### STATED GOAL
Return the material word for word. Do not include pictures.

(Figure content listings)
===

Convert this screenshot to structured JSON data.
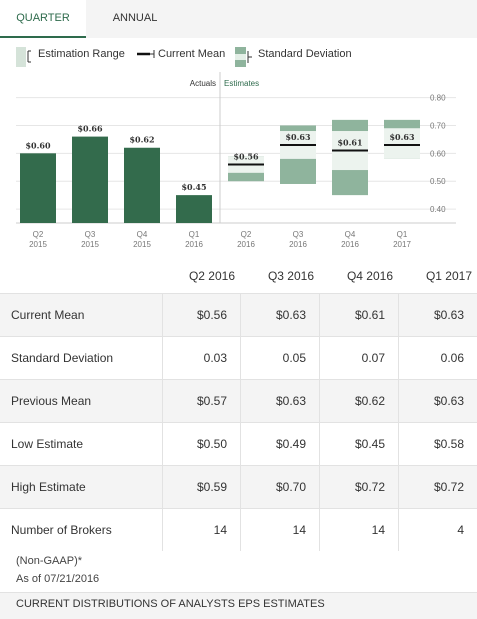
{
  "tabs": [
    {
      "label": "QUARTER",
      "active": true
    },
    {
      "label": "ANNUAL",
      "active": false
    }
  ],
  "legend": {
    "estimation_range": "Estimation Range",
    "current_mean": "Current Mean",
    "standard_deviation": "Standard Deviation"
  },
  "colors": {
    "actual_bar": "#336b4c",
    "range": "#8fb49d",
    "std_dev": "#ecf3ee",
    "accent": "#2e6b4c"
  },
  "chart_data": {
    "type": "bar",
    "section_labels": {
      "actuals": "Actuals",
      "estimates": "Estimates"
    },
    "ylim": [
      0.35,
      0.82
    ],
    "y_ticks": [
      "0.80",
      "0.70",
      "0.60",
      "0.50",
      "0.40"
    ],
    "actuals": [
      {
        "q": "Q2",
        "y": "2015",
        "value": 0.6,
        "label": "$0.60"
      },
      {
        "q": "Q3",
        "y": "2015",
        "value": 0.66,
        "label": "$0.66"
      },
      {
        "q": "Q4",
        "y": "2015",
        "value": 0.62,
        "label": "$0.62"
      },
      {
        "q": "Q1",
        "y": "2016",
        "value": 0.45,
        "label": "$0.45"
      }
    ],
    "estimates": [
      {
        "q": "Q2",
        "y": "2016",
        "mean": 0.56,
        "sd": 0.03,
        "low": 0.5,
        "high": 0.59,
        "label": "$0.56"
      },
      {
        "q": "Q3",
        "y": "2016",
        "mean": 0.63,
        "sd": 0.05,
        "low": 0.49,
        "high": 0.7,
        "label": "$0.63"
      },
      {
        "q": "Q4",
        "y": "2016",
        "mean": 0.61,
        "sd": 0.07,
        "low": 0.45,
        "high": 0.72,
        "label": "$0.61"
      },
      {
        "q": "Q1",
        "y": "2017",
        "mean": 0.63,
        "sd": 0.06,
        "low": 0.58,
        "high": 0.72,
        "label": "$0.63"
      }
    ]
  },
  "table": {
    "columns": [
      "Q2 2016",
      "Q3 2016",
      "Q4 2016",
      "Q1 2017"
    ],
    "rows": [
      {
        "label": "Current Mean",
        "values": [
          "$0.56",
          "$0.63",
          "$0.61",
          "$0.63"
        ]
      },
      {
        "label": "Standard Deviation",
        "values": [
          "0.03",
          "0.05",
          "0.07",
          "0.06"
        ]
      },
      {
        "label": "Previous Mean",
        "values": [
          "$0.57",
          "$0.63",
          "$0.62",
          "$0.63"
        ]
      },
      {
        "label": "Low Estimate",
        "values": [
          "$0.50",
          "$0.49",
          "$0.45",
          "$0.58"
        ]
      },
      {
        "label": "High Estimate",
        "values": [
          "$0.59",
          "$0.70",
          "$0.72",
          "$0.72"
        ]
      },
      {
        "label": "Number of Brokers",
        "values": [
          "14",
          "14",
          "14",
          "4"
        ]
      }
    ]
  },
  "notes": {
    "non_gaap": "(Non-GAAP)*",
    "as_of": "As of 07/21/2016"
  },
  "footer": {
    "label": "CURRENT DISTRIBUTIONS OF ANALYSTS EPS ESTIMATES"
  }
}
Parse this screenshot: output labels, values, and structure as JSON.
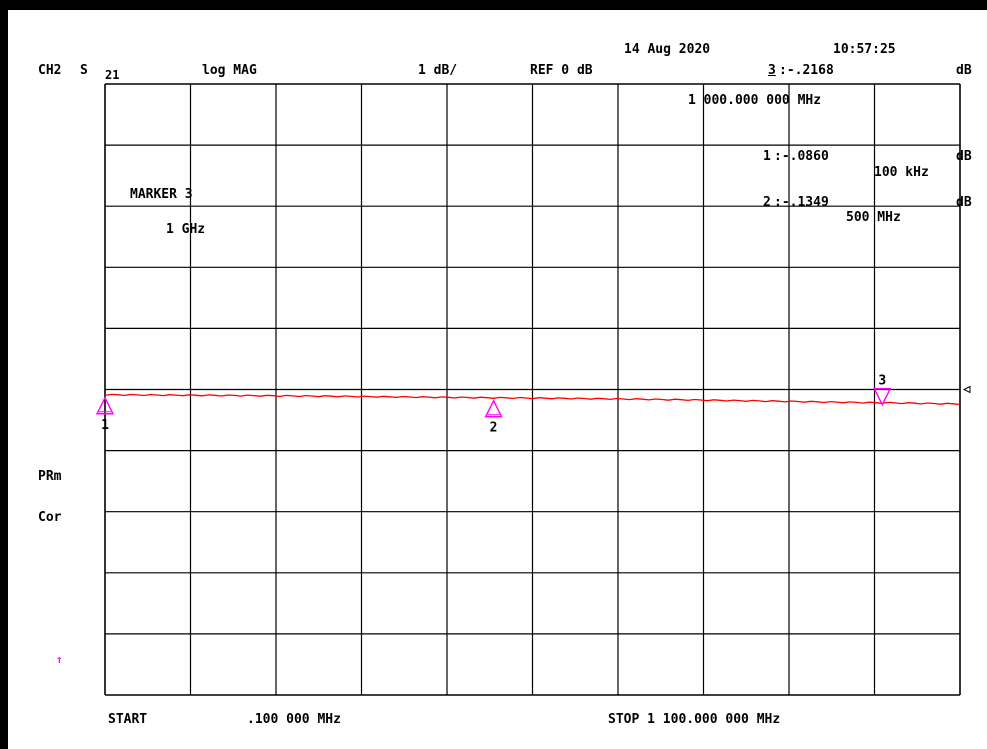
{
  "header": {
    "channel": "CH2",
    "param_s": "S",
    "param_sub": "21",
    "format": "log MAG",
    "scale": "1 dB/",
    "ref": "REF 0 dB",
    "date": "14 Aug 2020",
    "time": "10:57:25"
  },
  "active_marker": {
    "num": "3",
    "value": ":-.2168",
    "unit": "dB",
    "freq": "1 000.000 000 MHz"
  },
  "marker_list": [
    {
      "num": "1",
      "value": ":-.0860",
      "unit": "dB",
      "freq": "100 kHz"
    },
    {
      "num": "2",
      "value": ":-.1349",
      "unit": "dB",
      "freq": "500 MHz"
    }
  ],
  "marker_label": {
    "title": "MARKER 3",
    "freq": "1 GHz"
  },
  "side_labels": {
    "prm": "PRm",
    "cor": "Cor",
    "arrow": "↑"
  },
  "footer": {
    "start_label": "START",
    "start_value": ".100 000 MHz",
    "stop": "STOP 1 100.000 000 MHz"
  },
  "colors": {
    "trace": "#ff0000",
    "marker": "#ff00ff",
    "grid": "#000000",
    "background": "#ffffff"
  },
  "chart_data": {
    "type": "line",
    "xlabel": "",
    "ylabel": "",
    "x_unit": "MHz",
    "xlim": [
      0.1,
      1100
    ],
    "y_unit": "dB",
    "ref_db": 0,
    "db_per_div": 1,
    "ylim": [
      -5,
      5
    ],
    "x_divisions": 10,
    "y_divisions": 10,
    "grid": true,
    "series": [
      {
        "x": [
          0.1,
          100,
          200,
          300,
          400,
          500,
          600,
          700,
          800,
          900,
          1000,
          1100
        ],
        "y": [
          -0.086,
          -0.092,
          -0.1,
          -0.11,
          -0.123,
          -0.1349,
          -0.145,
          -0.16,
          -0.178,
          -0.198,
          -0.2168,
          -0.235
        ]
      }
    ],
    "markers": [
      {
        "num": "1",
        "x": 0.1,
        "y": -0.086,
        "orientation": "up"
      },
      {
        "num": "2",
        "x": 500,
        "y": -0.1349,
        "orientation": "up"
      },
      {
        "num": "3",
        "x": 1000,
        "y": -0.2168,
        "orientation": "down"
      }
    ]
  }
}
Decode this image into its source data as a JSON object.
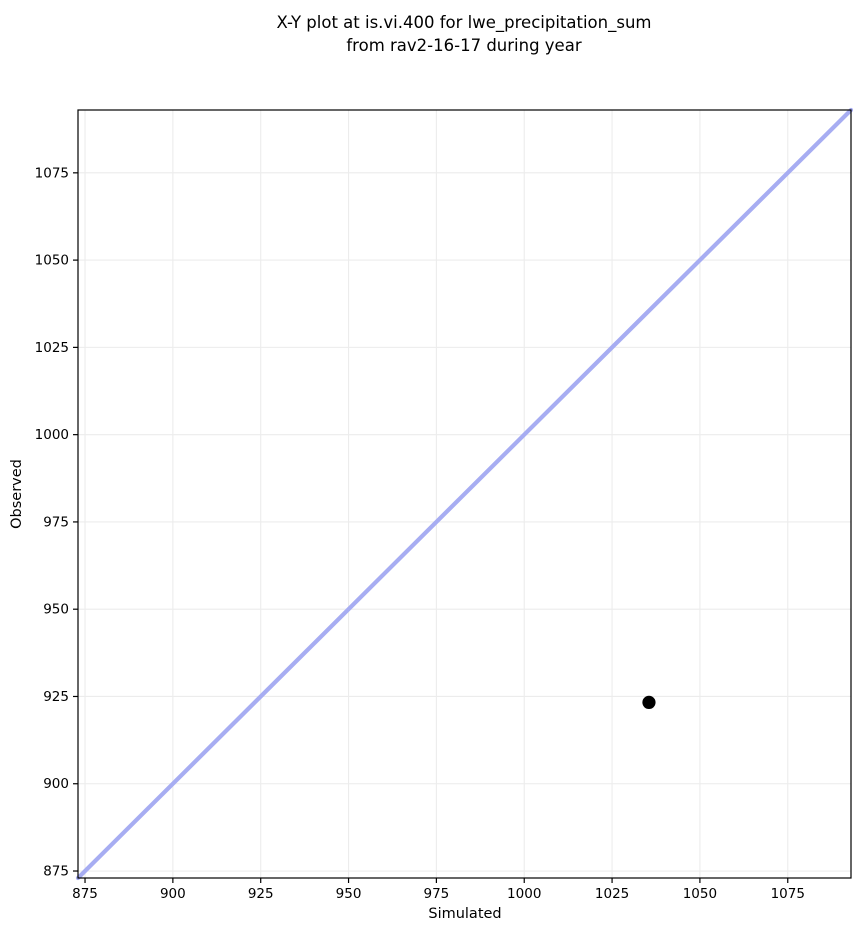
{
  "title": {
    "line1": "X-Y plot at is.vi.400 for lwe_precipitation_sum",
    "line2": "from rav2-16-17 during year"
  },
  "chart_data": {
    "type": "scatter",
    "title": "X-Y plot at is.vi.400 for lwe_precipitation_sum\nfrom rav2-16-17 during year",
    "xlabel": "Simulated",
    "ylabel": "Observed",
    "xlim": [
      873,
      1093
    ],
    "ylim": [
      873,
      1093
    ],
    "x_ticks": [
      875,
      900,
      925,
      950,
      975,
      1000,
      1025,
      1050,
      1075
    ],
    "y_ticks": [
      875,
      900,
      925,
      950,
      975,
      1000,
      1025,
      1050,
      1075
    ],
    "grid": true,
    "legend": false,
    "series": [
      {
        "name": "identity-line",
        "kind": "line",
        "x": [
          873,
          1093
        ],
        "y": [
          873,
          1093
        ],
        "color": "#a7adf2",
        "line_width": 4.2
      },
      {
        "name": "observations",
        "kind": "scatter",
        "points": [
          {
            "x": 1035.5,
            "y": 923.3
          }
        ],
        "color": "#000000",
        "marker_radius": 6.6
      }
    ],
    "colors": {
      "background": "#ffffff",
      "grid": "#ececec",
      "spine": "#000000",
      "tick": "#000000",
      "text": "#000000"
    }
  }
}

===

### OUTPUT FOR THIS TASK
Convert this screenshot to structured JSON data.
{
  "tabs": [
    {
      "label": "QUARTER",
      "active": true
    },
    {
      "label": "ANNUAL",
      "active": false
    }
  ],
  "legend": {
    "estimation_range": "Estimation Range",
    "current_mean": "Current Mean",
    "standard_deviation": "Standard Deviation"
  },
  "colors": {
    "actual_bar": "#336b4c",
    "range": "#8fb49d",
    "std_dev": "#ecf3ee",
    "accent": "#2e6b4c"
  },
  "chart_data": {
    "type": "bar",
    "section_labels": {
      "actuals": "Actuals",
      "estimates": "Estimates"
    },
    "ylim": [
      0.35,
      0.82
    ],
    "y_ticks": [
      "0.80",
      "0.70",
      "0.60",
      "0.50",
      "0.40"
    ],
    "actuals": [
      {
        "q": "Q2",
        "y": "2015",
        "value": 0.6,
        "label": "$0.60"
      },
      {
        "q": "Q3",
        "y": "2015",
        "value": 0.66,
        "label": "$0.66"
      },
      {
        "q": "Q4",
        "y": "2015",
        "value": 0.62,
        "label": "$0.62"
      },
      {
        "q": "Q1",
        "y": "2016",
        "value": 0.45,
        "label": "$0.45"
      }
    ],
    "estimates": [
      {
        "q": "Q2",
        "y": "2016",
        "mean": 0.56,
        "sd": 0.03,
        "low": 0.5,
        "high": 0.59,
        "label": "$0.56"
      },
      {
        "q": "Q3",
        "y": "2016",
        "mean": 0.63,
        "sd": 0.05,
        "low": 0.49,
        "high": 0.7,
        "label": "$0.63"
      },
      {
        "q": "Q4",
        "y": "2016",
        "mean": 0.61,
        "sd": 0.07,
        "low": 0.45,
        "high": 0.72,
        "label": "$0.61"
      },
      {
        "q": "Q1",
        "y": "2017",
        "mean": 0.63,
        "sd": 0.06,
        "low": 0.58,
        "high": 0.72,
        "label": "$0.63"
      }
    ]
  },
  "table": {
    "columns": [
      "Q2 2016",
      "Q3 2016",
      "Q4 2016",
      "Q1 2017"
    ],
    "rows": [
      {
        "label": "Current Mean",
        "values": [
          "$0.56",
          "$0.63",
          "$0.61",
          "$0.63"
        ]
      },
      {
        "label": "Standard Deviation",
        "values": [
          "0.03",
          "0.05",
          "0.07",
          "0.06"
        ]
      },
      {
        "label": "Previous Mean",
        "values": [
          "$0.57",
          "$0.63",
          "$0.62",
          "$0.63"
        ]
      },
      {
        "label": "Low Estimate",
        "values": [
          "$0.50",
          "$0.49",
          "$0.45",
          "$0.58"
        ]
      },
      {
        "label": "High Estimate",
        "values": [
          "$0.59",
          "$0.70",
          "$0.72",
          "$0.72"
        ]
      },
      {
        "label": "Number of Brokers",
        "values": [
          "14",
          "14",
          "14",
          "4"
        ]
      }
    ]
  },
  "notes": {
    "non_gaap": "(Non-GAAP)*",
    "as_of": "As of 07/21/2016"
  },
  "footer": {
    "label": "CURRENT DISTRIBUTIONS OF ANALYSTS EPS ESTIMATES"
  }
}
Parse this screenshot: output labels, values, and structure as JSON.
{
  "header": {
    "channel": "CH2",
    "param_s": "S",
    "param_sub": "21",
    "format": "log MAG",
    "scale": "1 dB/",
    "ref": "REF 0 dB",
    "date": "14 Aug 2020",
    "time": "10:57:25"
  },
  "active_marker": {
    "num": "3",
    "value": ":-.2168",
    "unit": "dB",
    "freq": "1 000.000 000 MHz"
  },
  "marker_list": [
    {
      "num": "1",
      "value": ":-.0860",
      "unit": "dB",
      "freq": "100 kHz"
    },
    {
      "num": "2",
      "value": ":-.1349",
      "unit": "dB",
      "freq": "500 MHz"
    }
  ],
  "marker_label": {
    "title": "MARKER 3",
    "freq": "1 GHz"
  },
  "side_labels": {
    "prm": "PRm",
    "cor": "Cor",
    "arrow": "↑"
  },
  "footer": {
    "start_label": "START",
    "start_value": ".100 000 MHz",
    "stop": "STOP 1 100.000 000 MHz"
  },
  "colors": {
    "trace": "#ff0000",
    "marker": "#ff00ff",
    "grid": "#000000",
    "background": "#ffffff"
  },
  "chart_data": {
    "type": "line",
    "xlabel": "",
    "ylabel": "",
    "x_unit": "MHz",
    "xlim": [
      0.1,
      1100
    ],
    "y_unit": "dB",
    "ref_db": 0,
    "db_per_div": 1,
    "ylim": [
      -5,
      5
    ],
    "x_divisions": 10,
    "y_divisions": 10,
    "grid": true,
    "series": [
      {
        "x": [
          0.1,
          100,
          200,
          300,
          400,
          500,
          600,
          700,
          800,
          900,
          1000,
          1100
        ],
        "y": [
          -0.086,
          -0.092,
          -0.1,
          -0.11,
          -0.123,
          -0.1349,
          -0.145,
          -0.16,
          -0.178,
          -0.198,
          -0.2168,
          -0.235
        ]
      }
    ],
    "markers": [
      {
        "num": "1",
        "x": 0.1,
        "y": -0.086,
        "orientation": "up"
      },
      {
        "num": "2",
        "x": 500,
        "y": -0.1349,
        "orientation": "up"
      },
      {
        "num": "3",
        "x": 1000,
        "y": -0.2168,
        "orientation": "down"
      }
    ]
  }
}
Decode this image into its source data as a JSON object.
{
  "title": {
    "line1": "X-Y plot at is.vi.400 for lwe_precipitation_sum",
    "line2": "from rav2-16-17 during year"
  },
  "chart_data": {
    "type": "scatter",
    "title": "X-Y plot at is.vi.400 for lwe_precipitation_sum\nfrom rav2-16-17 during year",
    "xlabel": "Simulated",
    "ylabel": "Observed",
    "xlim": [
      873,
      1093
    ],
    "ylim": [
      873,
      1093
    ],
    "x_ticks": [
      875,
      900,
      925,
      950,
      975,
      1000,
      1025,
      1050,
      1075
    ],
    "y_ticks": [
      875,
      900,
      925,
      950,
      975,
      1000,
      1025,
      1050,
      1075
    ],
    "grid": true,
    "legend": false,
    "series": [
      {
        "name": "identity-line",
        "kind": "line",
        "x": [
          873,
          1093
        ],
        "y": [
          873,
          1093
        ],
        "color": "#a7adf2",
        "line_width": 4.2
      },
      {
        "name": "observations",
        "kind": "scatter",
        "points": [
          {
            "x": 1035.5,
            "y": 923.3
          }
        ],
        "color": "#000000",
        "marker_radius": 6.6
      }
    ],
    "colors": {
      "background": "#ffffff",
      "grid": "#ececec",
      "spine": "#000000",
      "tick": "#000000",
      "text": "#000000"
    }
  }
}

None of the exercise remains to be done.